▶ **DIRECTIVE**
Give only one thing: the number of lines that include the word "combattere".

(Collection entries)
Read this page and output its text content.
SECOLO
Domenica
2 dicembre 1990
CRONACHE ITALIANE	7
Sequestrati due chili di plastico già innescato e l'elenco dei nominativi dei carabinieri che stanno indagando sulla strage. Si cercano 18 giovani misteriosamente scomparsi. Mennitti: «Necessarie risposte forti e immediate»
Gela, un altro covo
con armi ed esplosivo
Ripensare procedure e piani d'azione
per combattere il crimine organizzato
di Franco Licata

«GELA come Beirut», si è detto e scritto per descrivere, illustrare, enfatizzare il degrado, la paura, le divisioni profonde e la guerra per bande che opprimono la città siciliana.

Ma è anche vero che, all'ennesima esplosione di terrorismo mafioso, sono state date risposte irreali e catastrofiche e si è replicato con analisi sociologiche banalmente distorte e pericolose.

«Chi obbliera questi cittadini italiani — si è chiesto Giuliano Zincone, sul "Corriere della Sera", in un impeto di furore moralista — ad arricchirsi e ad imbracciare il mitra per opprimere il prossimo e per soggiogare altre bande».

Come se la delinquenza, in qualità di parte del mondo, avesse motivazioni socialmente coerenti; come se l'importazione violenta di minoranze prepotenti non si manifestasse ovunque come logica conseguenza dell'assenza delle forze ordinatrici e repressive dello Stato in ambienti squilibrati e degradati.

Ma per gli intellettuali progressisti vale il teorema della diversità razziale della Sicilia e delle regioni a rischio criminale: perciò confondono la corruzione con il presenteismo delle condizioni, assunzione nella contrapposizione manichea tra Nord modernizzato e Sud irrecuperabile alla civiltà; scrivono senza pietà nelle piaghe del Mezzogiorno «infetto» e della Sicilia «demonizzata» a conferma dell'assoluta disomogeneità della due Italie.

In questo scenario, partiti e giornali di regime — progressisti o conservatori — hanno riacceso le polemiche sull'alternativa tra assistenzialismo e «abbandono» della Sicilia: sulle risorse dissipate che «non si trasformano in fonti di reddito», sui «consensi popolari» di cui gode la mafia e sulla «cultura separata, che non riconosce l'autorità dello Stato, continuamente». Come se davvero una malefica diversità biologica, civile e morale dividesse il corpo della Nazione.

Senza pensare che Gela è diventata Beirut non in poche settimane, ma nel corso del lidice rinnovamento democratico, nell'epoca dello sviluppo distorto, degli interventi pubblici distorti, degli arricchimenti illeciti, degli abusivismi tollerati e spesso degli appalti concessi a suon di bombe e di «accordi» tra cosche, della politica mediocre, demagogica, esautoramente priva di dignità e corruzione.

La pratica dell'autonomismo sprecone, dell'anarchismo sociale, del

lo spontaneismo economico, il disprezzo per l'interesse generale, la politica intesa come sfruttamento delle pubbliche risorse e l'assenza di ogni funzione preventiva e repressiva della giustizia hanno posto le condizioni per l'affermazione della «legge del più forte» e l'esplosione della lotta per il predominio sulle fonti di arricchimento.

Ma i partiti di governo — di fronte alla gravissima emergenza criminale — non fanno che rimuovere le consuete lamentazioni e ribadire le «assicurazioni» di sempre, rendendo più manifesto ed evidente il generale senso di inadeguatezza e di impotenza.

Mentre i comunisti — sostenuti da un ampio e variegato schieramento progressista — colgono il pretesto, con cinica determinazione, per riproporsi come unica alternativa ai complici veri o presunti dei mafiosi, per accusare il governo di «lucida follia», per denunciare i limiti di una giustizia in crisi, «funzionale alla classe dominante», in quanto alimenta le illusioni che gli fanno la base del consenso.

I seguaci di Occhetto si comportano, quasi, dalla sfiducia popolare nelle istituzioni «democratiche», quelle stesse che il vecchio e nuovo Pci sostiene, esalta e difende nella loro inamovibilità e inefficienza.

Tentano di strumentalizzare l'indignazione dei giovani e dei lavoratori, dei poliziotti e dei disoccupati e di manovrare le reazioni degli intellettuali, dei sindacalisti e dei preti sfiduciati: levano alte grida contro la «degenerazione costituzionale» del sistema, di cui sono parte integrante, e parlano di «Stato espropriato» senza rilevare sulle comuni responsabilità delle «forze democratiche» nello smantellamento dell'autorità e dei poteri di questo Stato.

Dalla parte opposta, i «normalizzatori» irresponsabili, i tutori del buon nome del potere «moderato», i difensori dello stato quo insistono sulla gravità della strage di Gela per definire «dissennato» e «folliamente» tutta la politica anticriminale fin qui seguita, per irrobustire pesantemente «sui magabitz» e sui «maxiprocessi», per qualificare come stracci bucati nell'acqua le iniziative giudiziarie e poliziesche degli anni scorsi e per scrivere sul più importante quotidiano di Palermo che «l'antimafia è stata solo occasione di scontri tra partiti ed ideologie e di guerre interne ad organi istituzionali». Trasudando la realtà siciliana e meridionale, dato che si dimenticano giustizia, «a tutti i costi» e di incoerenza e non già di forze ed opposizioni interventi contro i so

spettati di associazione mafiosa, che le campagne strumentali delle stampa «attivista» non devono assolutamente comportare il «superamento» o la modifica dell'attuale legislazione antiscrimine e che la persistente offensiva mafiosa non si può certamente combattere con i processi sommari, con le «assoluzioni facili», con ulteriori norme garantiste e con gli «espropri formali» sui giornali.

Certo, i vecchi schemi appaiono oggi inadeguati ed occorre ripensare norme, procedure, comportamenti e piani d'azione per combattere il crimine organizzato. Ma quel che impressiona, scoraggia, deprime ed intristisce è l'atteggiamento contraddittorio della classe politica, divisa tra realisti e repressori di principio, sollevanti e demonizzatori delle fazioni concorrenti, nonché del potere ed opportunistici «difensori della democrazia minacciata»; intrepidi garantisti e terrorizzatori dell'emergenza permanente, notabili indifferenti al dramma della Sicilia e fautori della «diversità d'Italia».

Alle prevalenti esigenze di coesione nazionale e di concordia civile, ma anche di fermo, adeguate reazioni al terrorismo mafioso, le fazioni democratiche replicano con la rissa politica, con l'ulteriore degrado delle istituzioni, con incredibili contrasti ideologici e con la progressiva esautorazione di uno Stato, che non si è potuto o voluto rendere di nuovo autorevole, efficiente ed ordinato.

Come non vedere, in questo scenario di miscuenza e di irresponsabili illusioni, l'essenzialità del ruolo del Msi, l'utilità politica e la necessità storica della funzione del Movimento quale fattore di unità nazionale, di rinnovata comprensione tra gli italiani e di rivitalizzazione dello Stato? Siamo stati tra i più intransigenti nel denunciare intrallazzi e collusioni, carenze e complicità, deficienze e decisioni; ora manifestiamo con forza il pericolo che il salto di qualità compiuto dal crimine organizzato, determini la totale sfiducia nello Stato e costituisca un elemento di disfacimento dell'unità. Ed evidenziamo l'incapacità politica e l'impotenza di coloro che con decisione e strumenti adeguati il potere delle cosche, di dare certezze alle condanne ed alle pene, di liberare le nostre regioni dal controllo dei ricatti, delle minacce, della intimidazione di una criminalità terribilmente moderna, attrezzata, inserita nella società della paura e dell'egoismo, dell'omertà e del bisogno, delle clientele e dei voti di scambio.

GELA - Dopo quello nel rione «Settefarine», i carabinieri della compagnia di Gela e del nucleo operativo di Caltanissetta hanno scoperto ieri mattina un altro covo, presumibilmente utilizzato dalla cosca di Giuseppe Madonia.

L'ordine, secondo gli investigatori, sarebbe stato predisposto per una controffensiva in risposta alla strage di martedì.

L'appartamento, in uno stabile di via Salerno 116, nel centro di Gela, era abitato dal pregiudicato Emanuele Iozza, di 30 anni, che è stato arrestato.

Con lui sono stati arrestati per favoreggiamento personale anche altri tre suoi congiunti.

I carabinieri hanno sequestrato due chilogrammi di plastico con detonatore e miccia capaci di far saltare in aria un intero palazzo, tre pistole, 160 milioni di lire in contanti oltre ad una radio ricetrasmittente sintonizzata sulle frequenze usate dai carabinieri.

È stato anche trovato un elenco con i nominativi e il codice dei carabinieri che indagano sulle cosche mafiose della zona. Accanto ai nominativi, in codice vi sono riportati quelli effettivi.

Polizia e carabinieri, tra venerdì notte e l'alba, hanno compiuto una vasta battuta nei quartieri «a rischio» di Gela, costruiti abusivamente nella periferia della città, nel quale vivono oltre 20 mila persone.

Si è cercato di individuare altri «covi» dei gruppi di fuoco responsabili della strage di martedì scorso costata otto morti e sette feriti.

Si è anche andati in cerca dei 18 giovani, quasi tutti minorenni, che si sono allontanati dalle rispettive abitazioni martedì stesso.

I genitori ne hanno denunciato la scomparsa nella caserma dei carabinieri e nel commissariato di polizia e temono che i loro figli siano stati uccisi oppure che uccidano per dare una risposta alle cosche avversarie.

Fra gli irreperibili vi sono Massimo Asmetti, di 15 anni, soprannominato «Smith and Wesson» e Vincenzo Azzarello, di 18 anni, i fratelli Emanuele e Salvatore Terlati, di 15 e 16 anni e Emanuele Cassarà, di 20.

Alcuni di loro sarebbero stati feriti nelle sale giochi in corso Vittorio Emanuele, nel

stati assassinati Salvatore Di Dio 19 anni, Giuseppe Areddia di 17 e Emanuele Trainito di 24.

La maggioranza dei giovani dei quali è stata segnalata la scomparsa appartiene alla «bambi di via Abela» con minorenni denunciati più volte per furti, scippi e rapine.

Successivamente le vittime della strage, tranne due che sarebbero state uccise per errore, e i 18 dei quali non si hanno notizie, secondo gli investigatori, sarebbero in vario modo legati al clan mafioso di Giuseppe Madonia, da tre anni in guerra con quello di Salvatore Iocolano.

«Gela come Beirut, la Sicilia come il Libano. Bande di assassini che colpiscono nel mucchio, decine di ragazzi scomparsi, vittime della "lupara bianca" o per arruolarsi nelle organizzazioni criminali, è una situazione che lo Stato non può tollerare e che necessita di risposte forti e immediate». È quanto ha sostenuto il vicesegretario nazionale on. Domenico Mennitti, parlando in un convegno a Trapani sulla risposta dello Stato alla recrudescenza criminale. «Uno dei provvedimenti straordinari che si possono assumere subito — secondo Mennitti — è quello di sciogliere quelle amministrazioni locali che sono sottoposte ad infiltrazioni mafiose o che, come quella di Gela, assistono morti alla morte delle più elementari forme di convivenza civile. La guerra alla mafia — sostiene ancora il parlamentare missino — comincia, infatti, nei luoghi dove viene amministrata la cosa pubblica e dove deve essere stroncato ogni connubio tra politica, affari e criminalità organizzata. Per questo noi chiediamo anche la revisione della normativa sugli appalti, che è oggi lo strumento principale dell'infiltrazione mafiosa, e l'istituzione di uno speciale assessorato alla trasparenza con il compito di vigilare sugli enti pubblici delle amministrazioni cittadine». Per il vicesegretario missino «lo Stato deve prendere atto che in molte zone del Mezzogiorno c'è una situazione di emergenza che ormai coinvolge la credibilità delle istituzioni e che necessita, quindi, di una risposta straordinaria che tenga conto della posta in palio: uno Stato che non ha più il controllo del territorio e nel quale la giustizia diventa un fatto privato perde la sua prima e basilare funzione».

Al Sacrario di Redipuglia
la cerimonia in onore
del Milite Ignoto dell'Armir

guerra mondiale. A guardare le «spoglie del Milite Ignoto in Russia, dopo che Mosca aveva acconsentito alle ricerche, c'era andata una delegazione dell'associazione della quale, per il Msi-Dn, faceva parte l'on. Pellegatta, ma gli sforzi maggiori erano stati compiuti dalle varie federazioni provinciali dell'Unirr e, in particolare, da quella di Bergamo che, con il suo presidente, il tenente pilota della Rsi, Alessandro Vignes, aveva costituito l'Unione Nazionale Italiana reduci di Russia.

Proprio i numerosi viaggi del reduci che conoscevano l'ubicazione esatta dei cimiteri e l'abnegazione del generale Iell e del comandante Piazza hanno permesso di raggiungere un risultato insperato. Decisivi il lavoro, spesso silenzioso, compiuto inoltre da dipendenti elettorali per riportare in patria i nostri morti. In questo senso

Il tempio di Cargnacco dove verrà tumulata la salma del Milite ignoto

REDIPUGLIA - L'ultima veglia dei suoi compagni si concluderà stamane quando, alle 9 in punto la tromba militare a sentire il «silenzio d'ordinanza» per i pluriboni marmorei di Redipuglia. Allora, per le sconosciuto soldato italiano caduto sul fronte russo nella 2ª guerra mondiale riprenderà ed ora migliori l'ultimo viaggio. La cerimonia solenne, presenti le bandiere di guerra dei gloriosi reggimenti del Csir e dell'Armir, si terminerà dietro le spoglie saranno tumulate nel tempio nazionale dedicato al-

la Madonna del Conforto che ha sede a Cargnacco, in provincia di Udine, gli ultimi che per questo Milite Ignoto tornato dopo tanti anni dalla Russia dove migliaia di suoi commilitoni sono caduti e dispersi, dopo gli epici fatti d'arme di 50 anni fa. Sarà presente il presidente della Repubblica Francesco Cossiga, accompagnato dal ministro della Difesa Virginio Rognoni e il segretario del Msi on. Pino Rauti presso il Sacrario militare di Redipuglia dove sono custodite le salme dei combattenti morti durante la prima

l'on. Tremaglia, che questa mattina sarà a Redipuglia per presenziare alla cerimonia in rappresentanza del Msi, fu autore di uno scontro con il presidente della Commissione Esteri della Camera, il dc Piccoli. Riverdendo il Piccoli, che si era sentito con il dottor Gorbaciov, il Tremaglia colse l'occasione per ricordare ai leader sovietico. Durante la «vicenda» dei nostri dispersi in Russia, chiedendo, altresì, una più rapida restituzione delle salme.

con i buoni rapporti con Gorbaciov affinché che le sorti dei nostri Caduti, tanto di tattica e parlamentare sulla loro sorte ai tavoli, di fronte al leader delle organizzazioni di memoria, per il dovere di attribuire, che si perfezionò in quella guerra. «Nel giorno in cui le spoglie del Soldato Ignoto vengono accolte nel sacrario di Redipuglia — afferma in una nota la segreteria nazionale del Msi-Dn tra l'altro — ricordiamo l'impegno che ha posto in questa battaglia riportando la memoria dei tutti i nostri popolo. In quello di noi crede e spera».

▶ **FINAL RESULT**
3